=== Text section ===
* * * * * * *
DocketNumber: 01-04-01184-CV
Citation Numbers: 193 S.W.3d 83, 2006 WL 488691
Judges: Evelyn v. Keyes
Filed Date: 5/10/2006
Status: Precedential
Modified Date: 10/19/2024
Court of Appeals of Texas, Houston (1st Dist.).
*84 Arcade Comeaux, Huntsville, TX, pro se.
Julia Hamill Murray, Assistant Attorney General, Austin, TX, for Appellee.
Panel consists of Justices NUCHIA, KEYES, and HANKS.
EVELYN V. KEYES, Justice.
Appellant, Arcade Comeaux, a prison inmate, appeals pro se and in forma pauperis from the dismissal of his claims against the Texas Department of Criminal Justice (TDCJ). In five issues on appeal, appellant contends that the trial court erred by: (1) considering and dismissing his claims under Chapter 14 of the Texas Civil Practice and Remedies Code (Chapter 14); (2) assessing costs against him pursuant to Chapter 14; (3) denying him access to a fair and impartial trier of fact; (4) dismissing his claims without a hearing; and (5) failing to hold a hearing on his motion for reinstatement. See TEX. CIV. PRAC. & REM. CODE ANN. ch. 14, §§ 14.001-14.010 (Vernon 2002) (enumerating statutory provisions that apply to inmate litigation).
We affirm.
* * * * * * *
=== Data for processing ===
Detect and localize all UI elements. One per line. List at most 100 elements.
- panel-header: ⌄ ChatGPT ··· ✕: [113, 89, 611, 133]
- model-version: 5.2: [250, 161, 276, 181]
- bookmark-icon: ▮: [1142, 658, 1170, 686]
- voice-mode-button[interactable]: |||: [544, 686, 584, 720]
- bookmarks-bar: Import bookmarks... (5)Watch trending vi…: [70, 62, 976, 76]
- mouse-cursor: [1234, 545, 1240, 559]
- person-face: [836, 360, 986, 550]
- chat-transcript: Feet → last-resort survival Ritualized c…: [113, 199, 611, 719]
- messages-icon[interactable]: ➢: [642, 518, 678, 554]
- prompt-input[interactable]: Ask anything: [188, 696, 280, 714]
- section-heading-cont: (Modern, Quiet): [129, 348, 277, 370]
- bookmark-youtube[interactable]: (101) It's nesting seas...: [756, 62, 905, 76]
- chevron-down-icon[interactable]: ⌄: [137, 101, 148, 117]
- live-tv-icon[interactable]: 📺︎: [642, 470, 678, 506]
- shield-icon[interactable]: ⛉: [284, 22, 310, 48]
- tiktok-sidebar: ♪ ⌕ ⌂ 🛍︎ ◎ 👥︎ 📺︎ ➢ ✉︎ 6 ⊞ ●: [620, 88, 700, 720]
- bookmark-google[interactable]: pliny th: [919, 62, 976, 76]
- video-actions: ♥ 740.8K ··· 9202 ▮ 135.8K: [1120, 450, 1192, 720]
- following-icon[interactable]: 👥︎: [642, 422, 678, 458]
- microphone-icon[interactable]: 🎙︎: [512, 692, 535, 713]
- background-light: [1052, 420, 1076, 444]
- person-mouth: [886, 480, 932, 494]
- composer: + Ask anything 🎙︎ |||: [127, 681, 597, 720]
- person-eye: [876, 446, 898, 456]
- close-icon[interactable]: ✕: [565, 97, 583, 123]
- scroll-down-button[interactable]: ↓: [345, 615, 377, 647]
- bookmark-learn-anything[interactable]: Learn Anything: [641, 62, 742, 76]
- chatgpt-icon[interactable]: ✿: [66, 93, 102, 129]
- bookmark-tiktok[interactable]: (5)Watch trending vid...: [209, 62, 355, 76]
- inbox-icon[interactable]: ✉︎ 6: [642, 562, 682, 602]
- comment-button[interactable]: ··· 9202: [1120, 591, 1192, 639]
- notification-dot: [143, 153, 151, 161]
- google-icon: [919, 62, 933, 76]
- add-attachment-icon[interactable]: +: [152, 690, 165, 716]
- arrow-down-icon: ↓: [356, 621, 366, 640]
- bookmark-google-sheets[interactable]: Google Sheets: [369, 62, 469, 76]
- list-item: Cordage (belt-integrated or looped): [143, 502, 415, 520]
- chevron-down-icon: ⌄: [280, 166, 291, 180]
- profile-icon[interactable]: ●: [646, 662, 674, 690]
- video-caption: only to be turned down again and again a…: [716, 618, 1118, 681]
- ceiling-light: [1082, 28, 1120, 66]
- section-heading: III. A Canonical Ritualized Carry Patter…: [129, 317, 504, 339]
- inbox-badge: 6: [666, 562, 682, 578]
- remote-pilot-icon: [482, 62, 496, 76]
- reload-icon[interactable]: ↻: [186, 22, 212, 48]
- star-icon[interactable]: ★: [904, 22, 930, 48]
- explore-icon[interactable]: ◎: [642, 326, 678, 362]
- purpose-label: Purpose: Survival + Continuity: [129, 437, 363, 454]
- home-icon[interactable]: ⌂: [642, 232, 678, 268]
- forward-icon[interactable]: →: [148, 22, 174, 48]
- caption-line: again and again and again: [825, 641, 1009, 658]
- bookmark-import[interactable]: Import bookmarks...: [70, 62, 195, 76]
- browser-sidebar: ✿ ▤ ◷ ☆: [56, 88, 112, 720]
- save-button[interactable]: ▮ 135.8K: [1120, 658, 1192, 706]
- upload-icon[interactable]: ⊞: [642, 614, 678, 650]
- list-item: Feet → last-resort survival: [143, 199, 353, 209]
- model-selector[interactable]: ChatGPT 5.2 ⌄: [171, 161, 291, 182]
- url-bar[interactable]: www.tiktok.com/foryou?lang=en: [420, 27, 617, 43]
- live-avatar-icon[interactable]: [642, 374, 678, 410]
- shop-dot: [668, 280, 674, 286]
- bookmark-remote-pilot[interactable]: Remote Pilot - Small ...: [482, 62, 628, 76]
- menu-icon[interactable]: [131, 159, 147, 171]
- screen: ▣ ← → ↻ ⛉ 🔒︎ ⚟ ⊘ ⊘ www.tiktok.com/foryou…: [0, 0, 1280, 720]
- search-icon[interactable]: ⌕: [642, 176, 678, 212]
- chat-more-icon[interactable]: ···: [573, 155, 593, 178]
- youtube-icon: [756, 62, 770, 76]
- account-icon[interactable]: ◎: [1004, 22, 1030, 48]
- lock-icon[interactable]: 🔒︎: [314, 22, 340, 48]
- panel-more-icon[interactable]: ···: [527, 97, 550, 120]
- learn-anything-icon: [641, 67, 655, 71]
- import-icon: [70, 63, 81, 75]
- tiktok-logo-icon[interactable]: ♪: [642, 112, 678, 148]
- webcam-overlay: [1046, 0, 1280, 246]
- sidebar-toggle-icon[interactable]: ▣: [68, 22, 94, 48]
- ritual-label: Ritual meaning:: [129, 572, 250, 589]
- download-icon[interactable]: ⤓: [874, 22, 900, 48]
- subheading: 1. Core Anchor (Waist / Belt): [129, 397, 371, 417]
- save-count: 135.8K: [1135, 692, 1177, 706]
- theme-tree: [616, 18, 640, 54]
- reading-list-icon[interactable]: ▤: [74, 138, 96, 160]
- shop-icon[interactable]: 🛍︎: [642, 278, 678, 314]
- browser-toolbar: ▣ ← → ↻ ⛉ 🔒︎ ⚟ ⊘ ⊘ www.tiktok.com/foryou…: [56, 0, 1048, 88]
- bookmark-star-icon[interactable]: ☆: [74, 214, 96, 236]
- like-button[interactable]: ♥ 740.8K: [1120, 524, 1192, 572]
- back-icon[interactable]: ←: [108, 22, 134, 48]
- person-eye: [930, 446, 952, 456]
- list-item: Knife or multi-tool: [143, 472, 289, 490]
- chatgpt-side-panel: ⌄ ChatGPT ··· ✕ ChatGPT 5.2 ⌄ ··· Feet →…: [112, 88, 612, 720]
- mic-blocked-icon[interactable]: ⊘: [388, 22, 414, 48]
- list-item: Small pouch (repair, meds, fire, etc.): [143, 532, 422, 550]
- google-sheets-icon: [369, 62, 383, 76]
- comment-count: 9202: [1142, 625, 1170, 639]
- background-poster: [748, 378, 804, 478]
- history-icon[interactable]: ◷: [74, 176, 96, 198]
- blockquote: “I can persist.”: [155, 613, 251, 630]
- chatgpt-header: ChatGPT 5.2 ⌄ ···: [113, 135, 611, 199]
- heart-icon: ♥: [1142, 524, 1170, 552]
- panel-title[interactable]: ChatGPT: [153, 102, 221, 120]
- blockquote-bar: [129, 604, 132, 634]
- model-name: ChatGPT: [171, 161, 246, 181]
* * * * * * *
=== Directives ===
A: In the court opinion, how many issues does the appellant raise on appeal?
B: Return the records verbatim, starting at their first line and ending at the line that contains "- person-face: [836, 360, 986, 550]".

=== Solutions below ===
A: Five.

B:
Detect and localize all UI elements. One per line. List at most 100 elements.
- panel-header: ⌄ ChatGPT ··· ✕: [113, 89, 611, 133]
- model-version: 5.2: [250, 161, 276, 181]
- bookmark-icon: ▮: [1142, 658, 1170, 686]
- voice-mode-button[interactable]: |||: [544, 686, 584, 720]
- bookmarks-bar: Import bookmarks... (5)Watch trending vi…: [70, 62, 976, 76]
- mouse-cursor: [1234, 545, 1240, 559]
- person-face: [836, 360, 986, 550]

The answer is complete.